_Requirements_: Only the pictures are omitted; repeat all other data exactly.

_Given records_:
* * * * * * * * *

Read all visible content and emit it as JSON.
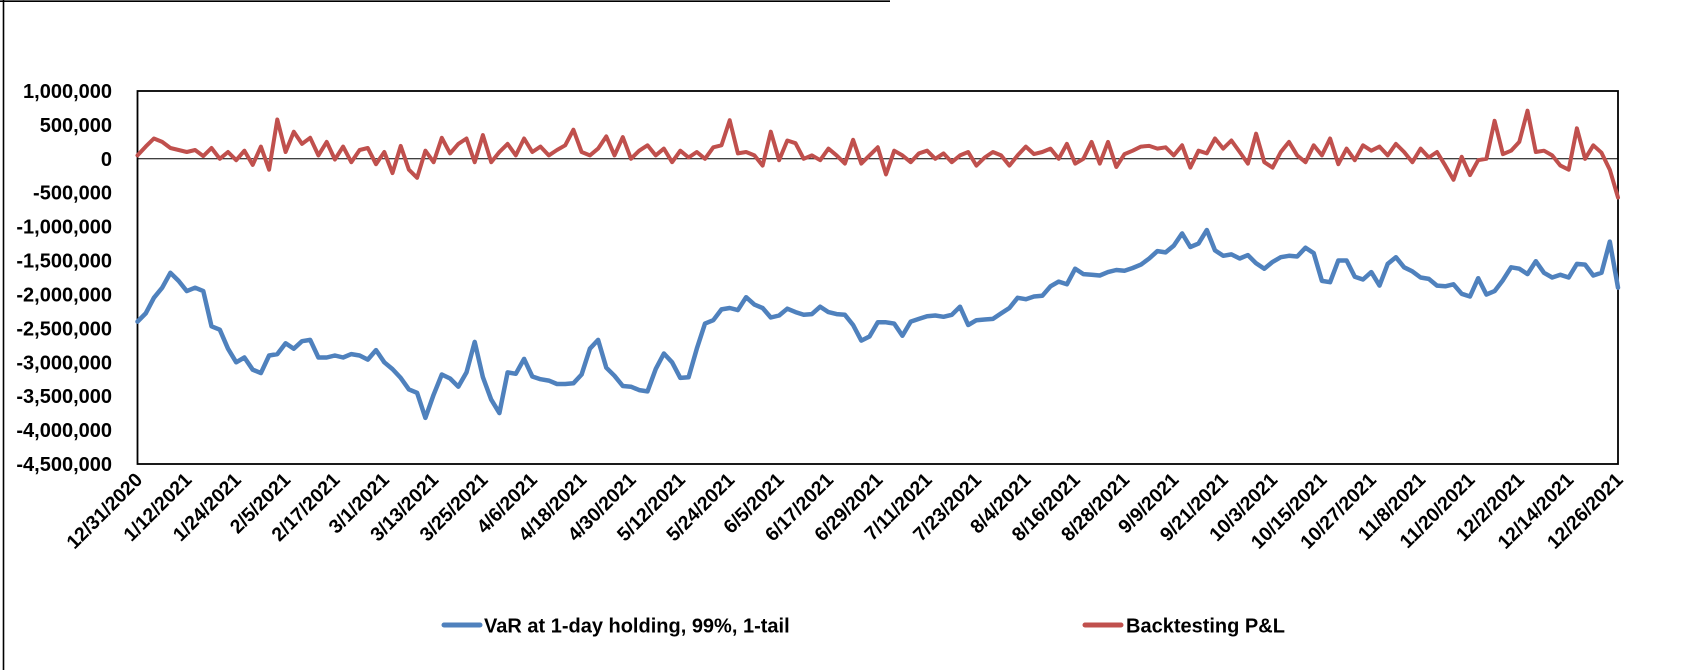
{
  "page": {
    "background": "#ffffff"
  },
  "chart_data": {
    "type": "line",
    "title": "",
    "xlabel": "",
    "ylabel": "",
    "grid": "zero-line-only",
    "legend_position": "bottom",
    "x_axis": {
      "start_label": "12/31/2020",
      "tick_interval_days": 12,
      "total_days": 360,
      "tick_labels": [
        "12/31/2020",
        "1/12/2021",
        "1/24/2021",
        "2/5/2021",
        "2/17/2021",
        "3/1/2021",
        "3/13/2021",
        "3/25/2021",
        "4/6/2021",
        "4/18/2021",
        "4/30/2021",
        "5/12/2021",
        "5/24/2021",
        "6/5/2021",
        "6/17/2021",
        "6/29/2021",
        "7/11/2021",
        "7/23/2021",
        "8/4/2021",
        "8/16/2021",
        "8/28/2021",
        "9/9/2021",
        "9/21/2021",
        "10/3/2021",
        "10/15/2021",
        "10/27/2021",
        "11/8/2021",
        "11/20/2021",
        "12/2/2021",
        "12/14/2021",
        "12/26/2021"
      ]
    },
    "y_axis": {
      "max": 1000000,
      "min": -4500000,
      "tick_step": 500000,
      "tick_labels": [
        "1,000,000",
        "500,000",
        "0",
        "-500,000",
        "-1,000,000",
        "-1,500,000",
        "-2,000,000",
        "-2,500,000",
        "-3,000,000",
        "-3,500,000",
        "-4,000,000",
        "-4,500,000"
      ],
      "tick_values": [
        1000000,
        500000,
        0,
        -500000,
        -1000000,
        -1500000,
        -2000000,
        -2500000,
        -3000000,
        -3500000,
        -4000000,
        -4500000
      ]
    },
    "series": [
      {
        "name": "VaR at 1-day holding, 99%, 1-tail",
        "color": "#4F81BD",
        "day_step": 2,
        "values": [
          -2400000,
          -2280000,
          -2050000,
          -1900000,
          -1680000,
          -1800000,
          -1950000,
          -1900000,
          -1950000,
          -2470000,
          -2520000,
          -2800000,
          -3000000,
          -2930000,
          -3110000,
          -3160000,
          -2900000,
          -2880000,
          -2720000,
          -2800000,
          -2690000,
          -2670000,
          -2930000,
          -2930000,
          -2900000,
          -2930000,
          -2880000,
          -2900000,
          -2960000,
          -2820000,
          -3000000,
          -3100000,
          -3230000,
          -3400000,
          -3450000,
          -3820000,
          -3480000,
          -3180000,
          -3240000,
          -3360000,
          -3150000,
          -2700000,
          -3220000,
          -3550000,
          -3750000,
          -3150000,
          -3170000,
          -2950000,
          -3210000,
          -3250000,
          -3270000,
          -3320000,
          -3320000,
          -3310000,
          -3180000,
          -2800000,
          -2670000,
          -3080000,
          -3200000,
          -3350000,
          -3360000,
          -3410000,
          -3430000,
          -3100000,
          -2870000,
          -3000000,
          -3230000,
          -3220000,
          -2800000,
          -2430000,
          -2380000,
          -2220000,
          -2200000,
          -2230000,
          -2040000,
          -2150000,
          -2200000,
          -2340000,
          -2310000,
          -2210000,
          -2260000,
          -2300000,
          -2290000,
          -2180000,
          -2260000,
          -2290000,
          -2300000,
          -2450000,
          -2680000,
          -2620000,
          -2410000,
          -2410000,
          -2430000,
          -2610000,
          -2400000,
          -2360000,
          -2320000,
          -2310000,
          -2330000,
          -2300000,
          -2180000,
          -2450000,
          -2380000,
          -2370000,
          -2360000,
          -2280000,
          -2200000,
          -2050000,
          -2070000,
          -2030000,
          -2020000,
          -1880000,
          -1810000,
          -1850000,
          -1620000,
          -1700000,
          -1710000,
          -1720000,
          -1670000,
          -1640000,
          -1650000,
          -1610000,
          -1560000,
          -1470000,
          -1360000,
          -1380000,
          -1280000,
          -1100000,
          -1300000,
          -1250000,
          -1050000,
          -1350000,
          -1430000,
          -1410000,
          -1470000,
          -1420000,
          -1540000,
          -1620000,
          -1520000,
          -1450000,
          -1430000,
          -1440000,
          -1310000,
          -1390000,
          -1800000,
          -1820000,
          -1500000,
          -1500000,
          -1740000,
          -1780000,
          -1670000,
          -1870000,
          -1550000,
          -1450000,
          -1600000,
          -1660000,
          -1750000,
          -1770000,
          -1870000,
          -1880000,
          -1850000,
          -1990000,
          -2030000,
          -1760000,
          -2000000,
          -1950000,
          -1790000,
          -1600000,
          -1620000,
          -1700000,
          -1510000,
          -1680000,
          -1750000,
          -1710000,
          -1750000,
          -1550000,
          -1560000,
          -1720000,
          -1680000,
          -1220000,
          -1900000
        ]
      },
      {
        "name": "Backtesting P&L",
        "color": "#C0504D",
        "day_step": 2,
        "values": [
          50000,
          180000,
          300000,
          250000,
          160000,
          130000,
          100000,
          130000,
          40000,
          160000,
          0,
          100000,
          -20000,
          120000,
          -90000,
          180000,
          -160000,
          580000,
          100000,
          400000,
          220000,
          310000,
          50000,
          250000,
          -10000,
          180000,
          -50000,
          130000,
          160000,
          -80000,
          100000,
          -210000,
          190000,
          -160000,
          -280000,
          120000,
          -50000,
          310000,
          80000,
          220000,
          300000,
          -50000,
          350000,
          -50000,
          100000,
          220000,
          50000,
          300000,
          100000,
          180000,
          50000,
          130000,
          200000,
          430000,
          100000,
          50000,
          150000,
          330000,
          50000,
          320000,
          0,
          120000,
          200000,
          50000,
          150000,
          -50000,
          120000,
          20000,
          100000,
          0,
          170000,
          200000,
          570000,
          80000,
          100000,
          50000,
          -100000,
          400000,
          -20000,
          270000,
          230000,
          0,
          50000,
          -20000,
          150000,
          50000,
          -70000,
          280000,
          -70000,
          50000,
          170000,
          -230000,
          120000,
          50000,
          -50000,
          80000,
          120000,
          0,
          80000,
          -50000,
          50000,
          100000,
          -100000,
          20000,
          100000,
          50000,
          -100000,
          50000,
          180000,
          70000,
          100000,
          150000,
          0,
          220000,
          -70000,
          0,
          250000,
          -70000,
          250000,
          -120000,
          70000,
          120000,
          180000,
          190000,
          150000,
          170000,
          50000,
          200000,
          -130000,
          120000,
          80000,
          300000,
          150000,
          270000,
          100000,
          -70000,
          370000,
          -50000,
          -130000,
          100000,
          250000,
          50000,
          -50000,
          200000,
          50000,
          300000,
          -80000,
          150000,
          -20000,
          200000,
          120000,
          180000,
          50000,
          220000,
          100000,
          -50000,
          150000,
          20000,
          100000,
          -100000,
          -310000,
          30000,
          -240000,
          -20000,
          0,
          560000,
          70000,
          120000,
          250000,
          710000,
          100000,
          120000,
          50000,
          -100000,
          -160000,
          450000,
          0,
          200000,
          90000,
          -160000,
          -570000
        ]
      }
    ]
  }
}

* * * * * * * * *

_Written solution_:
Read all visible content and emit it as JSON.
{
  "page": {
    "background": "#ffffff"
  },
  "chart_data": {
    "type": "line",
    "title": "",
    "xlabel": "",
    "ylabel": "",
    "grid": "zero-line-only",
    "legend_position": "bottom",
    "x_axis": {
      "start_label": "12/31/2020",
      "tick_interval_days": 12,
      "total_days": 360,
      "tick_labels": [
        "12/31/2020",
        "1/12/2021",
        "1/24/2021",
        "2/5/2021",
        "2/17/2021",
        "3/1/2021",
        "3/13/2021",
        "3/25/2021",
        "4/6/2021",
        "4/18/2021",
        "4/30/2021",
        "5/12/2021",
        "5/24/2021",
        "6/5/2021",
        "6/17/2021",
        "6/29/2021",
        "7/11/2021",
        "7/23/2021",
        "8/4/2021",
        "8/16/2021",
        "8/28/2021",
        "9/9/2021",
        "9/21/2021",
        "10/3/2021",
        "10/15/2021",
        "10/27/2021",
        "11/8/2021",
        "11/20/2021",
        "12/2/2021",
        "12/14/2021",
        "12/26/2021"
      ]
    },
    "y_axis": {
      "max": 1000000,
      "min": -4500000,
      "tick_step": 500000,
      "tick_labels": [
        "1,000,000",
        "500,000",
        "0",
        "-500,000",
        "-1,000,000",
        "-1,500,000",
        "-2,000,000",
        "-2,500,000",
        "-3,000,000",
        "-3,500,000",
        "-4,000,000",
        "-4,500,000"
      ],
      "tick_values": [
        1000000,
        500000,
        0,
        -500000,
        -1000000,
        -1500000,
        -2000000,
        -2500000,
        -3000000,
        -3500000,
        -4000000,
        -4500000
      ]
    },
    "series": [
      {
        "name": "VaR at 1-day holding, 99%, 1-tail",
        "color": "#4F81BD",
        "day_step": 2,
        "values": [
          -2400000,
          -2280000,
          -2050000,
          -1900000,
          -1680000,
          -1800000,
          -1950000,
          -1900000,
          -1950000,
          -2470000,
          -2520000,
          -2800000,
          -3000000,
          -2930000,
          -3110000,
          -3160000,
          -2900000,
          -2880000,
          -2720000,
          -2800000,
          -2690000,
          -2670000,
          -2930000,
          -2930000,
          -2900000,
          -2930000,
          -2880000,
          -2900000,
          -2960000,
          -2820000,
          -3000000,
          -3100000,
          -3230000,
          -3400000,
          -3450000,
          -3820000,
          -3480000,
          -3180000,
          -3240000,
          -3360000,
          -3150000,
          -2700000,
          -3220000,
          -3550000,
          -3750000,
          -3150000,
          -3170000,
          -2950000,
          -3210000,
          -3250000,
          -3270000,
          -3320000,
          -3320000,
          -3310000,
          -3180000,
          -2800000,
          -2670000,
          -3080000,
          -3200000,
          -3350000,
          -3360000,
          -3410000,
          -3430000,
          -3100000,
          -2870000,
          -3000000,
          -3230000,
          -3220000,
          -2800000,
          -2430000,
          -2380000,
          -2220000,
          -2200000,
          -2230000,
          -2040000,
          -2150000,
          -2200000,
          -2340000,
          -2310000,
          -2210000,
          -2260000,
          -2300000,
          -2290000,
          -2180000,
          -2260000,
          -2290000,
          -2300000,
          -2450000,
          -2680000,
          -2620000,
          -2410000,
          -2410000,
          -2430000,
          -2610000,
          -2400000,
          -2360000,
          -2320000,
          -2310000,
          -2330000,
          -2300000,
          -2180000,
          -2450000,
          -2380000,
          -2370000,
          -2360000,
          -2280000,
          -2200000,
          -2050000,
          -2070000,
          -2030000,
          -2020000,
          -1880000,
          -1810000,
          -1850000,
          -1620000,
          -1700000,
          -1710000,
          -1720000,
          -1670000,
          -1640000,
          -1650000,
          -1610000,
          -1560000,
          -1470000,
          -1360000,
          -1380000,
          -1280000,
          -1100000,
          -1300000,
          -1250000,
          -1050000,
          -1350000,
          -1430000,
          -1410000,
          -1470000,
          -1420000,
          -1540000,
          -1620000,
          -1520000,
          -1450000,
          -1430000,
          -1440000,
          -1310000,
          -1390000,
          -1800000,
          -1820000,
          -1500000,
          -1500000,
          -1740000,
          -1780000,
          -1670000,
          -1870000,
          -1550000,
          -1450000,
          -1600000,
          -1660000,
          -1750000,
          -1770000,
          -1870000,
          -1880000,
          -1850000,
          -1990000,
          -2030000,
          -1760000,
          -2000000,
          -1950000,
          -1790000,
          -1600000,
          -1620000,
          -1700000,
          -1510000,
          -1680000,
          -1750000,
          -1710000,
          -1750000,
          -1550000,
          -1560000,
          -1720000,
          -1680000,
          -1220000,
          -1900000
        ]
      },
      {
        "name": "Backtesting P&L",
        "color": "#C0504D",
        "day_step": 2,
        "values": [
          50000,
          180000,
          300000,
          250000,
          160000,
          130000,
          100000,
          130000,
          40000,
          160000,
          0,
          100000,
          -20000,
          120000,
          -90000,
          180000,
          -160000,
          580000,
          100000,
          400000,
          220000,
          310000,
          50000,
          250000,
          -10000,
          180000,
          -50000,
          130000,
          160000,
          -80000,
          100000,
          -210000,
          190000,
          -160000,
          -280000,
          120000,
          -50000,
          310000,
          80000,
          220000,
          300000,
          -50000,
          350000,
          -50000,
          100000,
          220000,
          50000,
          300000,
          100000,
          180000,
          50000,
          130000,
          200000,
          430000,
          100000,
          50000,
          150000,
          330000,
          50000,
          320000,
          0,
          120000,
          200000,
          50000,
          150000,
          -50000,
          120000,
          20000,
          100000,
          0,
          170000,
          200000,
          570000,
          80000,
          100000,
          50000,
          -100000,
          400000,
          -20000,
          270000,
          230000,
          0,
          50000,
          -20000,
          150000,
          50000,
          -70000,
          280000,
          -70000,
          50000,
          170000,
          -230000,
          120000,
          50000,
          -50000,
          80000,
          120000,
          0,
          80000,
          -50000,
          50000,
          100000,
          -100000,
          20000,
          100000,
          50000,
          -100000,
          50000,
          180000,
          70000,
          100000,
          150000,
          0,
          220000,
          -70000,
          0,
          250000,
          -70000,
          250000,
          -120000,
          70000,
          120000,
          180000,
          190000,
          150000,
          170000,
          50000,
          200000,
          -130000,
          120000,
          80000,
          300000,
          150000,
          270000,
          100000,
          -70000,
          370000,
          -50000,
          -130000,
          100000,
          250000,
          50000,
          -50000,
          200000,
          50000,
          300000,
          -80000,
          150000,
          -20000,
          200000,
          120000,
          180000,
          50000,
          220000,
          100000,
          -50000,
          150000,
          20000,
          100000,
          -100000,
          -310000,
          30000,
          -240000,
          -20000,
          0,
          560000,
          70000,
          120000,
          250000,
          710000,
          100000,
          120000,
          50000,
          -100000,
          -160000,
          450000,
          0,
          200000,
          90000,
          -160000,
          -570000
        ]
      }
    ]
  }
}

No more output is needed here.